(Input material)

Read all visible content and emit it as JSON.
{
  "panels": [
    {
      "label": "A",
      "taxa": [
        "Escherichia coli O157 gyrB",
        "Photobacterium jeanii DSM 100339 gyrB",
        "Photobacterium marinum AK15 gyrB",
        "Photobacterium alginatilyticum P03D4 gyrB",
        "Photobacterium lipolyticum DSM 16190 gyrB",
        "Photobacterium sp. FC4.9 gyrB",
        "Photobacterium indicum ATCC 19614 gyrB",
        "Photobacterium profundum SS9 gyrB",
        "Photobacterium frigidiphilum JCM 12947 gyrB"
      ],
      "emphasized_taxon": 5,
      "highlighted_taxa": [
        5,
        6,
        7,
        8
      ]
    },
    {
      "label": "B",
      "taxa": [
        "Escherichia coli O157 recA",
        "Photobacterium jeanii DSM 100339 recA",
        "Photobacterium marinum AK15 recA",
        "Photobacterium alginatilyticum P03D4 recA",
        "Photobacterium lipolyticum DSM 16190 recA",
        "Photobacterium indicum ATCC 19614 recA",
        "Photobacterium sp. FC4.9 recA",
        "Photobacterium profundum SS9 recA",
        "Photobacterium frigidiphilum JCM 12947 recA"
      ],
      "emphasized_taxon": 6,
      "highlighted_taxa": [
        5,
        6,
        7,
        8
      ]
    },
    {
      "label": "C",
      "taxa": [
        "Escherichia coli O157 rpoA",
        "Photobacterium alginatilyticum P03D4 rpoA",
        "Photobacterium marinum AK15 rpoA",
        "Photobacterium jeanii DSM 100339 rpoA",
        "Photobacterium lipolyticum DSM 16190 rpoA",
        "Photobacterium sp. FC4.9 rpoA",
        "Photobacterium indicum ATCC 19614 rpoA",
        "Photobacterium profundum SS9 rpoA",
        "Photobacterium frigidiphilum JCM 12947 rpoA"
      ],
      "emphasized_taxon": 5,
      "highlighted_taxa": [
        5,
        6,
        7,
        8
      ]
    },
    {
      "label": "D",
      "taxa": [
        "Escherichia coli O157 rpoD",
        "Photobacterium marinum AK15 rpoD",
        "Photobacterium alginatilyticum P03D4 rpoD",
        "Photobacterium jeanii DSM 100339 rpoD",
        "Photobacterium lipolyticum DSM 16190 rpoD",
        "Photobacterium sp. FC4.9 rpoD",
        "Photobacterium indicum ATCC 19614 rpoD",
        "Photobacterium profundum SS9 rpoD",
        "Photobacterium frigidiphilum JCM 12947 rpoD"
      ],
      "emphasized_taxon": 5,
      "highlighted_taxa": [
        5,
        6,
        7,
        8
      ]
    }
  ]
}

(End Input material)

● Activity
Repeat, exactly and in full, the records shown above.

● Response
Read all visible content and emit it as JSON.
{
  "panels": [
    {
      "label": "A",
      "taxa": [
        "Escherichia coli O157 gyrB",
        "Photobacterium jeanii DSM 100339 gyrB",
        "Photobacterium marinum AK15 gyrB",
        "Photobacterium alginatilyticum P03D4 gyrB",
        "Photobacterium lipolyticum DSM 16190 gyrB",
        "Photobacterium sp. FC4.9 gyrB",
        "Photobacterium indicum ATCC 19614 gyrB",
        "Photobacterium profundum SS9 gyrB",
        "Photobacterium frigidiphilum JCM 12947 gyrB"
      ],
      "emphasized_taxon": 5,
      "highlighted_taxa": [
        5,
        6,
        7,
        8
      ]
    },
    {
      "label": "B",
      "taxa": [
        "Escherichia coli O157 recA",
        "Photobacterium jeanii DSM 100339 recA",
        "Photobacterium marinum AK15 recA",
        "Photobacterium alginatilyticum P03D4 recA",
        "Photobacterium lipolyticum DSM 16190 recA",
        "Photobacterium indicum ATCC 19614 recA",
        "Photobacterium sp. FC4.9 recA",
        "Photobacterium profundum SS9 recA",
        "Photobacterium frigidiphilum JCM 12947 recA"
      ],
      "emphasized_taxon": 6,
      "highlighted_taxa": [
        5,
        6,
        7,
        8
      ]
    },
    {
      "label": "C",
      "taxa": [
        "Escherichia coli O157 rpoA",
        "Photobacterium alginatilyticum P03D4 rpoA",
        "Photobacterium marinum AK15 rpoA",
        "Photobacterium jeanii DSM 100339 rpoA",
        "Photobacterium lipolyticum DSM 16190 rpoA",
        "Photobacterium sp. FC4.9 rpoA",
        "Photobacterium indicum ATCC 19614 rpoA",
        "Photobacterium profundum SS9 rpoA",
        "Photobacterium frigidiphilum JCM 12947 rpoA"
      ],
      "emphasized_taxon": 5,
      "highlighted_taxa": [
        5,
        6,
        7,
        8
      ]
    },
    {
      "label": "D",
      "taxa": [
        "Escherichia coli O157 rpoD",
        "Photobacterium marinum AK15 rpoD",
        "Photobacterium alginatilyticum P03D4 rpoD",
        "Photobacterium jeanii DSM 100339 rpoD",
        "Photobacterium lipolyticum DSM 16190 rpoD",
        "Photobacterium sp. FC4.9 rpoD",
        "Photobacterium indicum ATCC 19614 rpoD",
        "Photobacterium profundum SS9 rpoD",
        "Photobacterium frigidiphilum JCM 12947 rpoD"
      ],
      "emphasized_taxon": 5,
      "highlighted_taxa": [
        5,
        6,
        7,
        8
      ]
    }
  ]
}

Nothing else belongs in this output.